**SOURCE DOCUMENT:**
* Start *

Delta Compression & Merkle Chunking

tnp intermediate 7 min read

ELI5

Delta compression is like packing for a trip: instead of two full suitcases, you pack one complete bag (canonical) plus a small bag of only the extras (deltas). When you land, you unzip both bags together to reconstruct the full wardrobe.

Technical Deep Dive

Class Diagram

classDiagram
    class DeltaEncoder {
        -canonical_ops: Vec~NodeID~
        -delta_cache: HashMap~String, Vec~NodeID~~
        +new(canonical_ops: Vec~NodeID~) DeltaEncoder
        +encode_delta(timeline_id: &str, ops: &[NodeID]) Vec~NodeID~
        +decode_delta(timeline_id: &str) Result~Vec~NodeID~~
        +compression_ratio(timeline_id: &str, original_size: usize) f64
    }
    class CompressionStats {
        +timeline_id: String
        +original_size_bytes: usize
        +encoded_size_bytes: usize
        +compression_ratio: f64
        +delta_count: usize
        +canonical_count: usize
        +savings_percentage() f64
        +bytes_saved() usize
    }
    class MerkleChunker {
        -chunk_size: usize
        -tree_depth: usize
        +new(chunk_size: usize) MerkleChunker
        +chunk(data: &[u8]) Vec~Vec~u8~~
        +compute_tree_depth(leaf_count: usize)

* End *

**STORED ROWS:**
* Start *

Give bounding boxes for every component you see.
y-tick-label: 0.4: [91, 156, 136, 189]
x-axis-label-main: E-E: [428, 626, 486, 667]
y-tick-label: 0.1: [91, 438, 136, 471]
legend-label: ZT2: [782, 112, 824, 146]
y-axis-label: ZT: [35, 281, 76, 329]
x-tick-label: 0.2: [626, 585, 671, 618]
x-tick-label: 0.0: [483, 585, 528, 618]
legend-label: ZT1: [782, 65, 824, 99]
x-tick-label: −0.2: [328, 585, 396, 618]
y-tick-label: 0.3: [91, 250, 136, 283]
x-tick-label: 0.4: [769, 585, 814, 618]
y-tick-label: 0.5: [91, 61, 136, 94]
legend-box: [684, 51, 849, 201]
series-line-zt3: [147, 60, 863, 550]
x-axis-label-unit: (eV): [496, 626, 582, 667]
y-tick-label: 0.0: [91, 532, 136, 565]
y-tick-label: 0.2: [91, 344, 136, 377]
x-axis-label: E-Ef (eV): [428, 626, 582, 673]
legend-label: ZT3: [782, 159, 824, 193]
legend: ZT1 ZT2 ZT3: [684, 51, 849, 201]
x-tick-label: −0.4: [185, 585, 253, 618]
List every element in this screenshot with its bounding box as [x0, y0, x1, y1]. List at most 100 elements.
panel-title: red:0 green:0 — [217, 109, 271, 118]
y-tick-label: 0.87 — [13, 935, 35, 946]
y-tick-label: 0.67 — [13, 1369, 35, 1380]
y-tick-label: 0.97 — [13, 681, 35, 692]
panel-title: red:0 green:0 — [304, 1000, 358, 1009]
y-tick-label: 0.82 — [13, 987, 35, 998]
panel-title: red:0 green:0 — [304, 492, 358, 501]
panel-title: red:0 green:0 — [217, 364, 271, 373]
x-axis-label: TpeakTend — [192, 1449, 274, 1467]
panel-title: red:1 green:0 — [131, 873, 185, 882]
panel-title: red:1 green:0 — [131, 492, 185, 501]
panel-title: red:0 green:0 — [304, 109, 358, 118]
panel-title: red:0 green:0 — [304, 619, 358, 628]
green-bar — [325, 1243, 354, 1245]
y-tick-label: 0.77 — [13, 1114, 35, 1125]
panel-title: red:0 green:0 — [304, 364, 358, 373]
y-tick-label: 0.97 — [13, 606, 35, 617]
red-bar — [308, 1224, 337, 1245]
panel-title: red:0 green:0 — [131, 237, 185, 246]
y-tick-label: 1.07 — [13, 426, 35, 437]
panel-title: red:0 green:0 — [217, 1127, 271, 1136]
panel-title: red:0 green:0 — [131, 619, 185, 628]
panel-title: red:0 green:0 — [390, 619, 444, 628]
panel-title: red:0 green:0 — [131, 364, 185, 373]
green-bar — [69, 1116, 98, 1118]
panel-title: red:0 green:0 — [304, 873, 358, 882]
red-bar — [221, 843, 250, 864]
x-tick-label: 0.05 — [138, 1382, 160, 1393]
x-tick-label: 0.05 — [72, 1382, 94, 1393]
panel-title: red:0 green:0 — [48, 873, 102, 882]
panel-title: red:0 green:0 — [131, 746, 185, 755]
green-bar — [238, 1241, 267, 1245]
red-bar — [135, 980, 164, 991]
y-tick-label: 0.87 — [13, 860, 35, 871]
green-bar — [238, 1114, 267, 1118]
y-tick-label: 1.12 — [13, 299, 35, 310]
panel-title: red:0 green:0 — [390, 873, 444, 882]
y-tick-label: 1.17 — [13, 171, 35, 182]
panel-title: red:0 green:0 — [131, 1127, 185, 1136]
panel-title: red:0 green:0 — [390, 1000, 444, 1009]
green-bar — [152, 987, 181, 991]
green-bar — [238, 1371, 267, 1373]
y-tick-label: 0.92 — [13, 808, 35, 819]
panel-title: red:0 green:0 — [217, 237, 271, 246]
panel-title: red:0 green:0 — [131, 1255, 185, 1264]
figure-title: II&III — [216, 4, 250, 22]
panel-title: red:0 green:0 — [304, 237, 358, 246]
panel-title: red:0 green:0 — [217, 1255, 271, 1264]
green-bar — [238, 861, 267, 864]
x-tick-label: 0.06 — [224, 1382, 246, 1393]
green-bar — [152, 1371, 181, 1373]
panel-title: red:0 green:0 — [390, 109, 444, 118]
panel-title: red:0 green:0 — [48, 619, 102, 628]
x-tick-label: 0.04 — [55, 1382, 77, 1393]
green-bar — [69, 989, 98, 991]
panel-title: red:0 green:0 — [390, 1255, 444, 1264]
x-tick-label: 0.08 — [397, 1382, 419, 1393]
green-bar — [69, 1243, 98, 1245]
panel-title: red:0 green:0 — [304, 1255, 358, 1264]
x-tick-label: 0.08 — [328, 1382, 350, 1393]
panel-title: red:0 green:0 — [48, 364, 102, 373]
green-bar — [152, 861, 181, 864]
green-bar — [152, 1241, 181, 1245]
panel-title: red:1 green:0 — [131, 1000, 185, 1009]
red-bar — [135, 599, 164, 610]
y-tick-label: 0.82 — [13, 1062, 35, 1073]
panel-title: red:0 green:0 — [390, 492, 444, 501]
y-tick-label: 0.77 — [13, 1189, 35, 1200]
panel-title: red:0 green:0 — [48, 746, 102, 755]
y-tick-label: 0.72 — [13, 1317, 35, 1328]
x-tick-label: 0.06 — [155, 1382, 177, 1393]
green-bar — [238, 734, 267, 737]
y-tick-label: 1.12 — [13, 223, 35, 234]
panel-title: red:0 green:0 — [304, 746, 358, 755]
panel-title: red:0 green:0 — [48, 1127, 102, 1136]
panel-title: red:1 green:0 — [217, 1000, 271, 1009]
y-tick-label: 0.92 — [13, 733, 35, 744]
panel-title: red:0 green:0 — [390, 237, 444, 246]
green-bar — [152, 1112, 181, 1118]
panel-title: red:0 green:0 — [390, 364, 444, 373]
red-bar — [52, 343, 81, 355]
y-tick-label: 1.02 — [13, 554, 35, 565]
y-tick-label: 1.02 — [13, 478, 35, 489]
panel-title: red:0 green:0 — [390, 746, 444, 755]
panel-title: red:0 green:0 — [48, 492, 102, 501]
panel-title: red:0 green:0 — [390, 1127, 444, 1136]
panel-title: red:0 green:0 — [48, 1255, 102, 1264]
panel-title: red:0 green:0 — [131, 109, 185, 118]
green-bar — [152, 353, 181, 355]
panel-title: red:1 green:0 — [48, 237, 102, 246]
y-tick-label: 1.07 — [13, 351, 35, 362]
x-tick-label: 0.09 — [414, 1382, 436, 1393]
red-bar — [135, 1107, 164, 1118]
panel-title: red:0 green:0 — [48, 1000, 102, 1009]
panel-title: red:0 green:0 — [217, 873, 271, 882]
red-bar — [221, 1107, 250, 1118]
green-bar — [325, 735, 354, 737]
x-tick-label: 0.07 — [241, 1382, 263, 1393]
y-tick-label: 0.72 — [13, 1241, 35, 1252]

* End *

**TASKS TO PERFORM:**
[a] Copy out the entries word for word, from their first line through the line containing "panel-title: red:0 green:0 — [304, 364, 358, 373]", with both ends included.
[b] Resume the delta compression and Merkle chunking page from the point where it ends.
The entries have no connection to the delta compression page.

**ANSWERS FOR THE EXERCISE:**
[a]
Give bounding boxes for every component you see.
y-tick-label: 0.4: [91, 156, 136, 189]
x-axis-label-main: E-E: [428, 626, 486, 667]
y-tick-label: 0.1: [91, 438, 136, 471]
legend-label: ZT2: [782, 112, 824, 146]
y-axis-label: ZT: [35, 281, 76, 329]
x-tick-label: 0.2: [626, 585, 671, 618]
x-tick-label: 0.0: [483, 585, 528, 618]
legend-label: ZT1: [782, 65, 824, 99]
x-tick-label: −0.2: [328, 585, 396, 618]
y-tick-label: 0.3: [91, 250, 136, 283]
x-tick-label: 0.4: [769, 585, 814, 618]
y-tick-label: 0.5: [91, 61, 136, 94]
legend-box: [684, 51, 849, 201]
series-line-zt3: [147, 60, 863, 550]
x-axis-label-unit: (eV): [496, 626, 582, 667]
y-tick-label: 0.0: [91, 532, 136, 565]
y-tick-label: 0.2: [91, 344, 136, 377]
x-axis-label: E-Ef (eV): [428, 626, 582, 673]
legend-label: ZT3: [782, 159, 824, 193]
legend: ZT1 ZT2 ZT3: [684, 51, 849, 201]
x-tick-label: −0.4: [185, 585, 253, 618]
List every element in this screenshot with its bounding box as [x0, y0, x1, y1]. List at most 100 elements.
panel-title: red:0 green:0 — [217, 109, 271, 118]
y-tick-label: 0.87 — [13, 935, 35, 946]
y-tick-label: 0.67 — [13, 1369, 35, 1380]
y-tick-label: 0.97 — [13, 681, 35, 692]
panel-title: red:0 green:0 — [304, 1000, 358, 1009]
y-tick-label: 0.82 — [13, 987, 35, 998]
panel-title: red:0 green:0 — [304, 492, 358, 501]
panel-title: red:0 green:0 — [217, 364, 271, 373]
x-axis-label: TpeakTend — [192, 1449, 274, 1467]
panel-title: red:1 green:0 — [131, 873, 185, 882]
panel-title: red:1 green:0 — [131, 492, 185, 501]
panel-title: red:0 green:0 — [304, 109, 358, 118]
panel-title: red:0 green:0 — [304, 619, 358, 628]
green-bar — [325, 1243, 354, 1245]
y-tick-label: 0.77 — [13, 1114, 35, 1125]
panel-title: red:0 green:0 — [304, 364, 358, 373]

[b]
        +get_proof_path(chunk_index: usize) Vec~usize~
    }

Encode/Decode Pipeline

flowchart LR
    BRANCH["branch ops\n(full node list)"] --> ENC["encode_delta:\nfilter out canonical_ops"]
    ENC --> CACHE["delta_cache\n{timeline_id → Vec<NodeID>}"]
    CACHE --> DEC["decode_delta:\ncanonical_ops ++ deltas"]
    DEC --> FULL["reconstructed full\nnode list"]

encode_delta retains only nodes not present in canonical_ops (linear scan via Vec::contains). The result is stored in delta_cache keyed by a caller-supplied timeline_id string.

compression_ratio Formula

let encoded_size = self.canonical_ops.len() * 32 + deltas.len() * 32;
encoded_size as f64 / original_size as f64

Assumes each NodeID occupies 32 bytes (SHA-256 length convention; actual NodeID.bytes can be any length).
Does not account for the overhead of the delta_cache HashMap itself.
Returns 1.0 if timeline_id is not in the cache (no savings).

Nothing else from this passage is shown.